- [What to do]: Transcribe the listing exactly, leaving out every picture.

- [Records provided]:
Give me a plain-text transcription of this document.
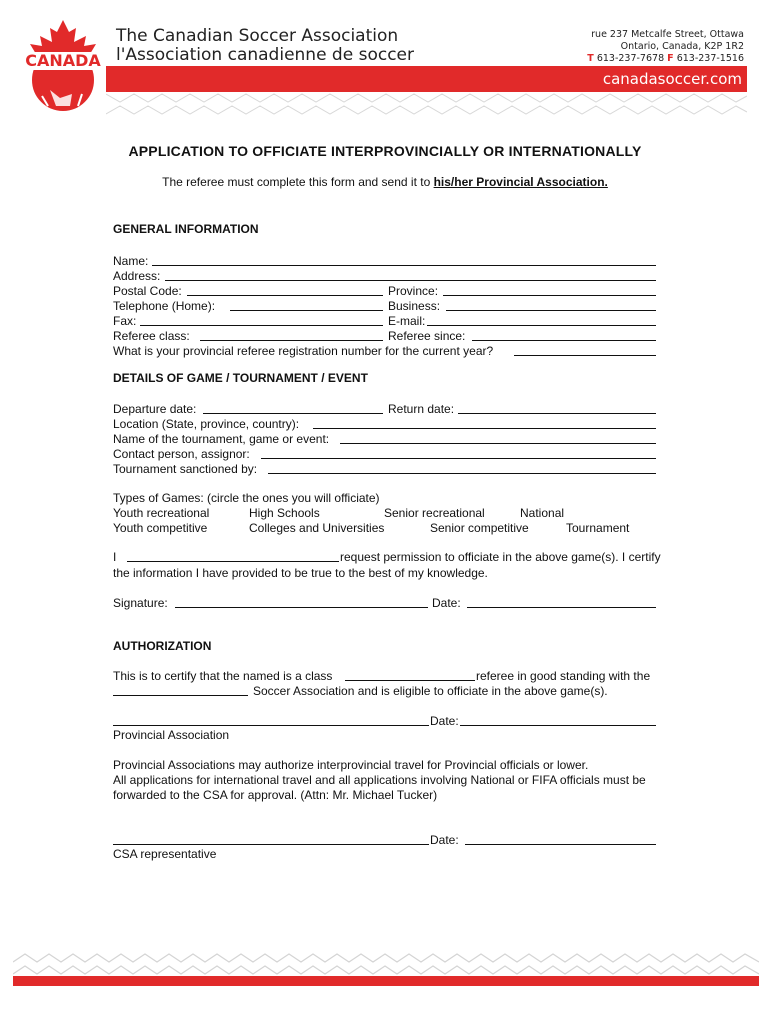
CANADA
The Canadian Soccer Association
l'Association canadienne de soccer
rue 237 Metcalfe Street, Ottawa
Ontario, Canada, K2P 1R2
T 613-237-7678 F 613-237-1516
canadasoccer.com
APPLICATION TO OFFICIATE INTERPROVINCIALLY OR INTERNATIONALLY
The referee must complete this form and send it to his/her Provincial Association.
GENERAL INFORMATION
Name:
Address:
Postal Code:	Province:
Telephone (Home):	Business:
Fax:	E-mail:
Referee class:	Referee since:
What is your provincial referee registration number for the current year?
DETAILS OF GAME / TOURNAMENT / EVENT
Departure date:	Return date:
Location (State, province, country):
Name of the tournament, game or event:
Contact person, assignor:
Tournament sanctioned by:
Types of Games: (circle the ones you will officiate)
Youth recreational	High Schools	Senior recreational	National
Youth competitive	Colleges and Universities	Senior competitive	Tournament
I	request permission to officiate in the above game(s). I certify
the information I have provided to be true to the best of my knowledge.
Signature:	Date:
AUTHORIZATION
This is to certify that the named is a class	referee in good standing with the
Soccer Association and is eligible to officiate in the above game(s).
Date:
Provincial Association
Provincial Associations may authorize interprovincial travel for Provincial officials or lower.
All applications for international travel and all applications involving National or FIFA officials must be
forwarded to the CSA for approval. (Attn: Mr. Michael Tucker)
Date:
CSA representative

- [Solution to this exercise]:
Give me a plain-text transcription of this document.
CANADA
The Canadian Soccer Association
l'Association canadienne de soccer
rue 237 Metcalfe Street, Ottawa
Ontario, Canada, K2P 1R2
T 613-237-7678 F 613-237-1516
canadasoccer.com
APPLICATION TO OFFICIATE INTERPROVINCIALLY OR INTERNATIONALLY
The referee must complete this form and send it to his/her Provincial Association.
GENERAL INFORMATION
Name:
Address:
Postal Code:	Province:
Telephone (Home):	Business:
Fax:	E-mail:
Referee class:	Referee since:
What is your provincial referee registration number for the current year?
DETAILS OF GAME / TOURNAMENT / EVENT
Departure date:	Return date:
Location (State, province, country):
Name of the tournament, game or event:
Contact person, assignor:
Tournament sanctioned by:
Types of Games: (circle the ones you will officiate)
Youth recreational	High Schools	Senior recreational	National
Youth competitive	Colleges and Universities	Senior competitive	Tournament
I	request permission to officiate in the above game(s). I certify
the information I have provided to be true to the best of my knowledge.
Signature:	Date:
AUTHORIZATION
This is to certify that the named is a class	referee in good standing with the
Soccer Association and is eligible to officiate in the above game(s).
Date:
Provincial Association
Provincial Associations may authorize interprovincial travel for Provincial officials or lower.
All applications for international travel and all applications involving National or FIFA officials must be
forwarded to the CSA for approval. (Attn: Mr. Michael Tucker)
Date:
CSA representative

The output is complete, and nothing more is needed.